• DO THIS: Exactly repeat the full listing that follows.

Entries from a dataset
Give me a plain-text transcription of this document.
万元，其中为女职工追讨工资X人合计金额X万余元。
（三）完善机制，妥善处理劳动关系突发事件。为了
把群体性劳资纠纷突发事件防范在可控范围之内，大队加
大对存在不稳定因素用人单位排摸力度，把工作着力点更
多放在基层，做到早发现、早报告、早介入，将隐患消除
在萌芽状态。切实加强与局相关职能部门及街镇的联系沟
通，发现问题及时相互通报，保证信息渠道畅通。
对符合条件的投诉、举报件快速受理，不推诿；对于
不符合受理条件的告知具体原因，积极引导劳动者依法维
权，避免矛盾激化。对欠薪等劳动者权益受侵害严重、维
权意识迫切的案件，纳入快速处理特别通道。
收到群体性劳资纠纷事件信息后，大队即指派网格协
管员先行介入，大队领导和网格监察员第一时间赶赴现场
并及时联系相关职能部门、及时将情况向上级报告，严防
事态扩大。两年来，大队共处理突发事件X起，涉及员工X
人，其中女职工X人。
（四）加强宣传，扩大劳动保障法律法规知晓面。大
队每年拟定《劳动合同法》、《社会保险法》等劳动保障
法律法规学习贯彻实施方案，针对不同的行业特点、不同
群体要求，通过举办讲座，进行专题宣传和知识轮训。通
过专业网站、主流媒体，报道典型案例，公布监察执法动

• ANSWER TO THE TASK:
Give me a plain-text transcription of this document.
万元，其中为女职工追讨工资X人合计金额X万余元。
（三）完善机制，妥善处理劳动关系突发事件。为了
把群体性劳资纠纷突发事件防范在可控范围之内，大队加
大对存在不稳定因素用人单位排摸力度，把工作着力点更
多放在基层，做到早发现、早报告、早介入，将隐患消除
在萌芽状态。切实加强与局相关职能部门及街镇的联系沟
通，发现问题及时相互通报，保证信息渠道畅通。
对符合条件的投诉、举报件快速受理，不推诿；对于
不符合受理条件的告知具体原因，积极引导劳动者依法维
权，避免矛盾激化。对欠薪等劳动者权益受侵害严重、维
权意识迫切的案件，纳入快速处理特别通道。
收到群体性劳资纠纷事件信息后，大队即指派网格协
管员先行介入，大队领导和网格监察员第一时间赶赴现场
并及时联系相关职能部门、及时将情况向上级报告，严防
事态扩大。两年来，大队共处理突发事件X起，涉及员工X
人，其中女职工X人。
（四）加强宣传，扩大劳动保障法律法规知晓面。大
队每年拟定《劳动合同法》、《社会保险法》等劳动保障
法律法规学习贯彻实施方案，针对不同的行业特点、不同
群体要求，通过举办讲座，进行专题宣传和知识轮训。通
过专业网站、主流媒体，报道典型案例，公布监察执法动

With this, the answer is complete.